[Do this] Lines containing the string "فأخبرني" are to be counted; report only how many there are.
— Begin Dataset extract —
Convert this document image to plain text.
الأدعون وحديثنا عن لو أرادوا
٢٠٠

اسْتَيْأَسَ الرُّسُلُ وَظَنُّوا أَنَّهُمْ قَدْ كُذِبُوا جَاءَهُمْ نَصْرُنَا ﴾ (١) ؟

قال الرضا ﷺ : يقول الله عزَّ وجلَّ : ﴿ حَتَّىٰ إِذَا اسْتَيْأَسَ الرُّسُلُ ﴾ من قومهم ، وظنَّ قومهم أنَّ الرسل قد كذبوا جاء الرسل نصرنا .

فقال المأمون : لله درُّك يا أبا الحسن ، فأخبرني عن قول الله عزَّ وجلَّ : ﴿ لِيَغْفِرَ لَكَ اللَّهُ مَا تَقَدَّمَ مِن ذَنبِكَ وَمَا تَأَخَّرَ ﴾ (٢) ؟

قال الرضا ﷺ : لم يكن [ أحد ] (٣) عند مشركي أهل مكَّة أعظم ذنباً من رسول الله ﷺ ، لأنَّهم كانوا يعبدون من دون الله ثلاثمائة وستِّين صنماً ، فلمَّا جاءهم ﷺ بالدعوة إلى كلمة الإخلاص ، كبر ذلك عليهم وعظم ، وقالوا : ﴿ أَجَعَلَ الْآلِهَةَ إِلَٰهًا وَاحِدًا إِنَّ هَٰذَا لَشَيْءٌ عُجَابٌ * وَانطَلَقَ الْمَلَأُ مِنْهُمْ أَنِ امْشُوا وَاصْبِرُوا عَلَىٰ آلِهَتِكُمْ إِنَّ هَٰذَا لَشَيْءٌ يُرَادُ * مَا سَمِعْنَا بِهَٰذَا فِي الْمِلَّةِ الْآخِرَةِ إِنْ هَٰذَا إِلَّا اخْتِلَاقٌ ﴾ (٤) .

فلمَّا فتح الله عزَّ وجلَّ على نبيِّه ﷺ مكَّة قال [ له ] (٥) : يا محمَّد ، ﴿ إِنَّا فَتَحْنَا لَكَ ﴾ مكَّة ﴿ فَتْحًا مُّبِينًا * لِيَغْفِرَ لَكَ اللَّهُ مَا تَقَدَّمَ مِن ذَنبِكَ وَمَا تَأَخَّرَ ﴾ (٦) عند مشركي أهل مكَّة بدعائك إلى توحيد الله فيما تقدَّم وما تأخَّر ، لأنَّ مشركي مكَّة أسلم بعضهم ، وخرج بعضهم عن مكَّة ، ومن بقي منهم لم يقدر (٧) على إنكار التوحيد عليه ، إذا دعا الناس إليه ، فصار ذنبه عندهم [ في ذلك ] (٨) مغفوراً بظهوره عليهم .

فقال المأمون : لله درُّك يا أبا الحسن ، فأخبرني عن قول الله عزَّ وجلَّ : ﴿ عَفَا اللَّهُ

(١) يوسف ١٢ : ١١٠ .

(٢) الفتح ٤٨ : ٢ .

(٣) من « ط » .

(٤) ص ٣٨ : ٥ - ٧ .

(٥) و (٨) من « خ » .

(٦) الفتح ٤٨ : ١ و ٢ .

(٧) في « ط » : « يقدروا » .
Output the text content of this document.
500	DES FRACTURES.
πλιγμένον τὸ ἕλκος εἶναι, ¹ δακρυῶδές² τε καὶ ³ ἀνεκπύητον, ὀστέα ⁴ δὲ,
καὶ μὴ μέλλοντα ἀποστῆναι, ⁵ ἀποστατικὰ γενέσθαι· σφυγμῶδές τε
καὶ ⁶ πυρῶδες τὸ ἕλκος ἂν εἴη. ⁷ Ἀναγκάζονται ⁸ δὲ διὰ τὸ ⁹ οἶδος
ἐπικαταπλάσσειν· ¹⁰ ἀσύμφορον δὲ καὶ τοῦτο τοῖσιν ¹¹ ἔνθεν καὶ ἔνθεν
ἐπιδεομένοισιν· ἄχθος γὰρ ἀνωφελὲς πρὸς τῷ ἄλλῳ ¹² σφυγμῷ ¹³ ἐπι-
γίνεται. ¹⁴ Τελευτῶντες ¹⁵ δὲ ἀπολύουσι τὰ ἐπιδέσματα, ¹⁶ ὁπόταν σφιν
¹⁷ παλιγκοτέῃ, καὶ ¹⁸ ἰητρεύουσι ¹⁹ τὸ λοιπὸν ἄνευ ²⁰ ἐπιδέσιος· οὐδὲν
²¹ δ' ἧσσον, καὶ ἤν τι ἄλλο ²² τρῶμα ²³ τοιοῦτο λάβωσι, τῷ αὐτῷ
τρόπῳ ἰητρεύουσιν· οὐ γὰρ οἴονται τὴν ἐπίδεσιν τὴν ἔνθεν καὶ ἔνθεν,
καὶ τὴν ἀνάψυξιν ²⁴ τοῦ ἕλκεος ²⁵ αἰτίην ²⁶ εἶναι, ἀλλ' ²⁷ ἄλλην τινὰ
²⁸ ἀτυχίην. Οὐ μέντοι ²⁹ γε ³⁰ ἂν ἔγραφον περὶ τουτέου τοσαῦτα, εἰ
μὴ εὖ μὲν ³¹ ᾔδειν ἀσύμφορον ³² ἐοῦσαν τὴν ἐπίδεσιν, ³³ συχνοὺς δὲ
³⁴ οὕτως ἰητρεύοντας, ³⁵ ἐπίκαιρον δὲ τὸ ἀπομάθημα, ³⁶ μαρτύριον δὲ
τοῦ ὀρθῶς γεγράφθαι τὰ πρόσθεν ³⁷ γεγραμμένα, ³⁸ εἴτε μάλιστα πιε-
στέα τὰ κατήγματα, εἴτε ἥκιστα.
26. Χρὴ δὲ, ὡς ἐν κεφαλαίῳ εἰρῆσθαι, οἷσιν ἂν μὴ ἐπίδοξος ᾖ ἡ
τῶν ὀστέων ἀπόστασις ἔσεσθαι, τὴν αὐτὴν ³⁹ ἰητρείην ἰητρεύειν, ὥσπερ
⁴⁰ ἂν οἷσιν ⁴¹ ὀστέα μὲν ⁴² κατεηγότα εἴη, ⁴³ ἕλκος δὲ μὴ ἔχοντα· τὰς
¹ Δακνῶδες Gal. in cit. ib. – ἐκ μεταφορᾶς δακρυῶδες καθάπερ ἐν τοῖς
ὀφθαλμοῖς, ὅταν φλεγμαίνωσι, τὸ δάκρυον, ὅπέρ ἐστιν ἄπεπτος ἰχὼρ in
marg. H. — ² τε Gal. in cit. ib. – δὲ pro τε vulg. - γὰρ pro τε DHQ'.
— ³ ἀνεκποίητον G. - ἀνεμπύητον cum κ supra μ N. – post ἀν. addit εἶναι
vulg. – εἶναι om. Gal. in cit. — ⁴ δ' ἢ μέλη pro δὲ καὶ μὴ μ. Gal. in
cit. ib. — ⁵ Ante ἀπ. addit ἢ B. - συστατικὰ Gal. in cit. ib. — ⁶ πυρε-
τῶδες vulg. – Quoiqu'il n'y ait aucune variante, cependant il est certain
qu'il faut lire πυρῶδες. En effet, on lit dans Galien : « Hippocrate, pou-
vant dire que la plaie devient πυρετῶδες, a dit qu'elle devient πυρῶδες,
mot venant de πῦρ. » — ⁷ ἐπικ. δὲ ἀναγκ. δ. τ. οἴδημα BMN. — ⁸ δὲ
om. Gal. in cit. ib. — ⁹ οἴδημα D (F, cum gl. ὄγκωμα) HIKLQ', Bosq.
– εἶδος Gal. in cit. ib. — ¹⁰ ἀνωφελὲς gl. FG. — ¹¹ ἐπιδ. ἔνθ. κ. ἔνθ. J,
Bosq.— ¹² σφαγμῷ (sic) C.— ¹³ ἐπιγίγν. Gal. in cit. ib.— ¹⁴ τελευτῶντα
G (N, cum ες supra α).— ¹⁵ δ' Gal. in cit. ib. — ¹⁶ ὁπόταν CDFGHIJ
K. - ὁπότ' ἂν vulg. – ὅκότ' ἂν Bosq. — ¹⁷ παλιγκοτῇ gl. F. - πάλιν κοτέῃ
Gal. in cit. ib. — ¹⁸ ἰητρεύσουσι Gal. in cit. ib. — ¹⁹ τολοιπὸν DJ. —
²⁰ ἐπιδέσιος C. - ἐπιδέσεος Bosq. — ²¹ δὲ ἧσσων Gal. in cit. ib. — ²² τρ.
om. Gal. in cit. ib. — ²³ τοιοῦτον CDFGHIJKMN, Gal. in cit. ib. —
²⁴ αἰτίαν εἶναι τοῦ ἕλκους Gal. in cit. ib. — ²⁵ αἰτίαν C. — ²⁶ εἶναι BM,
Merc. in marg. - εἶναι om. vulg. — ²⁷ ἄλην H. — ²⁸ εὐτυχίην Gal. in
— End Dataset extract —
[Result for this exercise] 2